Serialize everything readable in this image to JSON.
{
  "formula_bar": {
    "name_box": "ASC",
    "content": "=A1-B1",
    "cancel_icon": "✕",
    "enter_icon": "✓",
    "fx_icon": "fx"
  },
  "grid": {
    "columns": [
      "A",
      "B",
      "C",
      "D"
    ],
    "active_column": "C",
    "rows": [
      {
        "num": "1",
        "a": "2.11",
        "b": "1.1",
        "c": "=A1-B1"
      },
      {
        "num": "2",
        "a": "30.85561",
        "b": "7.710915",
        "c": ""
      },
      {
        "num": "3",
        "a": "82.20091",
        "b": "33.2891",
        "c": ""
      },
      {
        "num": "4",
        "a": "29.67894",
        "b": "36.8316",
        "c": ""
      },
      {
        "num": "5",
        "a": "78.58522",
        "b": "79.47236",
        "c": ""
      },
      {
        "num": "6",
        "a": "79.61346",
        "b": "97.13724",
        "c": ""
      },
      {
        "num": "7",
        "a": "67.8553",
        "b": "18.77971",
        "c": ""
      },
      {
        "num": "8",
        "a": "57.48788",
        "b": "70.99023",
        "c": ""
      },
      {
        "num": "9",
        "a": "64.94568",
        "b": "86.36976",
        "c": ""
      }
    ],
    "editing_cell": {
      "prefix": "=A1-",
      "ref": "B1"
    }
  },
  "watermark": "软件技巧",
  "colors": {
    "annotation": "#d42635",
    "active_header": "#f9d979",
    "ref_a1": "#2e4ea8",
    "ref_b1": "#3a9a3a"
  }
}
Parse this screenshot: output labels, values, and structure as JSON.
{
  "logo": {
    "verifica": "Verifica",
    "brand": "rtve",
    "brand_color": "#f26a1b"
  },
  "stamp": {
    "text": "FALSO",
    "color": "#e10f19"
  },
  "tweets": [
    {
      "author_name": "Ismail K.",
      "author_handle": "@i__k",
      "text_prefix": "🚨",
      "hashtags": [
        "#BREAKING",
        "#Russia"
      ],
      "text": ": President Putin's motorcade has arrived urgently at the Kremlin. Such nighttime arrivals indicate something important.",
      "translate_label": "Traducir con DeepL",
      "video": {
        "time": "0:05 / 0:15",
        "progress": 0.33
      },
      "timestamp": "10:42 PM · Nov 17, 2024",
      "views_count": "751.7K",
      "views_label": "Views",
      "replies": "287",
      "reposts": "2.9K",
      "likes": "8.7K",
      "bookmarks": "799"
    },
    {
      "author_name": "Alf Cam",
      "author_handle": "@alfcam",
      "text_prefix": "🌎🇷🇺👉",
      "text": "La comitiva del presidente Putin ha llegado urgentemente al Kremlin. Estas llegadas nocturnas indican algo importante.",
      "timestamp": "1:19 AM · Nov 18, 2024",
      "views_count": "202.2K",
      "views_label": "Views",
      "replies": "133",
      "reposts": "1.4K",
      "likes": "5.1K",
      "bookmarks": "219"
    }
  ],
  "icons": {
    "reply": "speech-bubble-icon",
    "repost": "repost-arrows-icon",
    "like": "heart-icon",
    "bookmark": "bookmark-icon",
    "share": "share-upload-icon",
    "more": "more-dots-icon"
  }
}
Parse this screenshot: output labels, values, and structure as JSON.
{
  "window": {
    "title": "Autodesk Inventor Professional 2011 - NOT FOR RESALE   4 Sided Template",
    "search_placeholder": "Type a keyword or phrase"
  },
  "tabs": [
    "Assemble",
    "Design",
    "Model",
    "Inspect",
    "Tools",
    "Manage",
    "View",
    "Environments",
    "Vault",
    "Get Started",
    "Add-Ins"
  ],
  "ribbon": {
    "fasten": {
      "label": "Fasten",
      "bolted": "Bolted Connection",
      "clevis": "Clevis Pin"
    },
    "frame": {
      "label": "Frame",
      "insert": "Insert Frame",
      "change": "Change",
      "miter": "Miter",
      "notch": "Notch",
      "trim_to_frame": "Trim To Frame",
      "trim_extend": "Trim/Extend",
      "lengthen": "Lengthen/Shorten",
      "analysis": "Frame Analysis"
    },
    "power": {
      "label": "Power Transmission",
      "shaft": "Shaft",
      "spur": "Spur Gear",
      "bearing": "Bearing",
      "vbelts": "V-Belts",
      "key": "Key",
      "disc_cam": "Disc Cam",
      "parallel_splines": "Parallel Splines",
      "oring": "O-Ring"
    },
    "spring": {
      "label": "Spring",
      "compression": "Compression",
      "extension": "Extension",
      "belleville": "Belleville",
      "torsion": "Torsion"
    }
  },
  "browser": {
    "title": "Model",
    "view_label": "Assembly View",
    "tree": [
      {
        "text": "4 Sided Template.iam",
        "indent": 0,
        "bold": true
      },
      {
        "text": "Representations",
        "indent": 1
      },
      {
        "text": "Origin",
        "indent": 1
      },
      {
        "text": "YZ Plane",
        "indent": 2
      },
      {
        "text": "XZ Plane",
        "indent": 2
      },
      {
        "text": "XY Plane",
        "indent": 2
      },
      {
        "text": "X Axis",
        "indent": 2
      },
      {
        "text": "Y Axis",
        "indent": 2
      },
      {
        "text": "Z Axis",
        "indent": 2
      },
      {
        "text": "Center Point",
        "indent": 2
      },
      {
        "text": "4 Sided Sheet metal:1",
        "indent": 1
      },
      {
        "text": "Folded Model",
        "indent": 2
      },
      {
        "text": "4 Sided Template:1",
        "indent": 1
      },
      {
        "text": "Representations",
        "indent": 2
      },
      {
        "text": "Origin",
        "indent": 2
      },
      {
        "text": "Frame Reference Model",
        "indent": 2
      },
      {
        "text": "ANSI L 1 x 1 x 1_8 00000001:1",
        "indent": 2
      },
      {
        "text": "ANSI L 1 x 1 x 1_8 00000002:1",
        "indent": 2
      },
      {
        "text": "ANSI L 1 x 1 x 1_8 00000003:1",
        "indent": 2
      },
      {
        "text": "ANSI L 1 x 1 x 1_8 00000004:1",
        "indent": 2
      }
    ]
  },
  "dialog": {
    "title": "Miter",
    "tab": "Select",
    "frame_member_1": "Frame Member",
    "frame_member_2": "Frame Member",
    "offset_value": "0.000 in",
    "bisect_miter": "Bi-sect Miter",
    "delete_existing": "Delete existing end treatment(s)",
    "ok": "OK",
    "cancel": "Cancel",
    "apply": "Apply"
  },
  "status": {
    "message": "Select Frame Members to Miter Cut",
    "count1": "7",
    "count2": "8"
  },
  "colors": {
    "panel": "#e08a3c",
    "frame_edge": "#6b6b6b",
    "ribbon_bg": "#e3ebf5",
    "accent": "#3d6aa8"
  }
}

□ □ □ □

Directions | Above are some records; repeat all of them exactly.

Complete answer |
Serialize everything readable in this image to JSON.
{
  "formula_bar": {
    "name_box": "ASC",
    "content": "=A1-B1",
    "cancel_icon": "✕",
    "enter_icon": "✓",
    "fx_icon": "fx"
  },
  "grid": {
    "columns": [
      "A",
      "B",
      "C",
      "D"
    ],
    "active_column": "C",
    "rows": [
      {
        "num": "1",
        "a": "2.11",
        "b": "1.1",
        "c": "=A1-B1"
      },
      {
        "num": "2",
        "a": "30.85561",
        "b": "7.710915",
        "c": ""
      },
      {
        "num": "3",
        "a": "82.20091",
        "b": "33.2891",
        "c": ""
      },
      {
        "num": "4",
        "a": "29.67894",
        "b": "36.8316",
        "c": ""
      },
      {
        "num": "5",
        "a": "78.58522",
        "b": "79.47236",
        "c": ""
      },
      {
        "num": "6",
        "a": "79.61346",
        "b": "97.13724",
        "c": ""
      },
      {
        "num": "7",
        "a": "67.8553",
        "b": "18.77971",
        "c": ""
      },
      {
        "num": "8",
        "a": "57.48788",
        "b": "70.99023",
        "c": ""
      },
      {
        "num": "9",
        "a": "64.94568",
        "b": "86.36976",
        "c": ""
      }
    ],
    "editing_cell": {
      "prefix": "=A1-",
      "ref": "B1"
    }
  },
  "watermark": "软件技巧",
  "colors": {
    "annotation": "#d42635",
    "active_header": "#f9d979",
    "ref_a1": "#2e4ea8",
    "ref_b1": "#3a9a3a"
  }
}
Parse this screenshot: output labels, values, and structure as JSON.
{
  "logo": {
    "verifica": "Verifica",
    "brand": "rtve",
    "brand_color": "#f26a1b"
  },
  "stamp": {
    "text": "FALSO",
    "color": "#e10f19"
  },
  "tweets": [
    {
      "author_name": "Ismail K.",
      "author_handle": "@i__k",
      "text_prefix": "🚨",
      "hashtags": [
        "#BREAKING",
        "#Russia"
      ],
      "text": ": President Putin's motorcade has arrived urgently at the Kremlin. Such nighttime arrivals indicate something important.",
      "translate_label": "Traducir con DeepL",
      "video": {
        "time": "0:05 / 0:15",
        "progress": 0.33
      },
      "timestamp": "10:42 PM · Nov 17, 2024",
      "views_count": "751.7K",
      "views_label": "Views",
      "replies": "287",
      "reposts": "2.9K",
      "likes": "8.7K",
      "bookmarks": "799"
    },
    {
      "author_name": "Alf Cam",
      "author_handle": "@alfcam",
      "text_prefix": "🌎🇷🇺👉",
      "text": "La comitiva del presidente Putin ha llegado urgentemente al Kremlin. Estas llegadas nocturnas indican algo importante.",
      "timestamp": "1:19 AM · Nov 18, 2024",
      "views_count": "202.2K",
      "views_label": "Views",
      "replies": "133",
      "reposts": "1.4K",
      "likes": "5.1K",
      "bookmarks": "219"
    }
  ],
  "icons": {
    "reply": "speech-bubble-icon",
    "repost": "repost-arrows-icon",
    "like": "heart-icon",
    "bookmark": "bookmark-icon",
    "share": "share-upload-icon",
    "more": "more-dots-icon"
  }
}
Parse this screenshot: output labels, values, and structure as JSON.
{
  "window": {
    "title": "Autodesk Inventor Professional 2011 - NOT FOR RESALE   4 Sided Template",
    "search_placeholder": "Type a keyword or phrase"
  },
  "tabs": [
    "Assemble",
    "Design",
    "Model",
    "Inspect",
    "Tools",
    "Manage",
    "View",
    "Environments",
    "Vault",
    "Get Started",
    "Add-Ins"
  ],
  "ribbon": {
    "fasten": {
      "label": "Fasten",
      "bolted": "Bolted Connection",
      "clevis": "Clevis Pin"
    },
    "frame": {
      "label": "Frame",
      "insert": "Insert Frame",
      "change": "Change",
      "miter": "Miter",
      "notch": "Notch",
      "trim_to_frame": "Trim To Frame",
      "trim_extend": "Trim/Extend",
      "lengthen": "Lengthen/Shorten",
      "analysis": "Frame Analysis"
    },
    "power": {
      "label": "Power Transmission",
      "shaft": "Shaft",
      "spur": "Spur Gear",
      "bearing": "Bearing",
      "vbelts": "V-Belts",
      "key": "Key",
      "disc_cam": "Disc Cam",
      "parallel_splines": "Parallel Splines",
      "oring": "O-Ring"
    },
    "spring": {
      "label": "Spring",
      "compression": "Compression",
      "extension": "Extension",
      "belleville": "Belleville",
      "torsion": "Torsion"
    }
  },
  "browser": {
    "title": "Model",
    "view_label": "Assembly View",
    "tree": [
      {
        "text": "4 Sided Template.iam",
        "indent": 0,
        "bold": true
      },
      {
        "text": "Representations",
        "indent": 1
      },
      {
        "text": "Origin",
        "indent": 1
      },
      {
        "text": "YZ Plane",
        "indent": 2
      },
      {
        "text": "XZ Plane",
        "indent": 2
      },
      {
        "text": "XY Plane",
        "indent": 2
      },
      {
        "text": "X Axis",
        "indent": 2
      },
      {
        "text": "Y Axis",
        "indent": 2
      },
      {
        "text": "Z Axis",
        "indent": 2
      },
      {
        "text": "Center Point",
        "indent": 2
      },
      {
        "text": "4 Sided Sheet metal:1",
        "indent": 1
      },
      {
        "text": "Folded Model",
        "indent": 2
      },
      {
        "text": "4 Sided Template:1",
        "indent": 1
      },
      {
        "text": "Representations",
        "indent": 2
      },
      {
        "text": "Origin",
        "indent": 2
      },
      {
        "text": "Frame Reference Model",
        "indent": 2
      },
      {
        "text": "ANSI L 1 x 1 x 1_8 00000001:1",
        "indent": 2
      },
      {
        "text": "ANSI L 1 x 1 x 1_8 00000002:1",
        "indent": 2
      },
      {
        "text": "ANSI L 1 x 1 x 1_8 00000003:1",
        "indent": 2
      },
      {
        "text": "ANSI L 1 x 1 x 1_8 00000004:1",
        "indent": 2
      }
    ]
  },
  "dialog": {
    "title": "Miter",
    "tab": "Select",
    "frame_member_1": "Frame Member",
    "frame_member_2": "Frame Member",
    "offset_value": "0.000 in",
    "bisect_miter": "Bi-sect Miter",
    "delete_existing": "Delete existing end treatment(s)",
    "ok": "OK",
    "cancel": "Cancel",
    "apply": "Apply"
  },
  "status": {
    "message": "Select Frame Members to Miter Cut",
    "count1": "7",
    "count2": "8"
  },
  "colors": {
    "panel": "#e08a3c",
    "frame_edge": "#6b6b6b",
    "ribbon_bg": "#e3ebf5",
    "accent": "#3d6aa8"
  }
}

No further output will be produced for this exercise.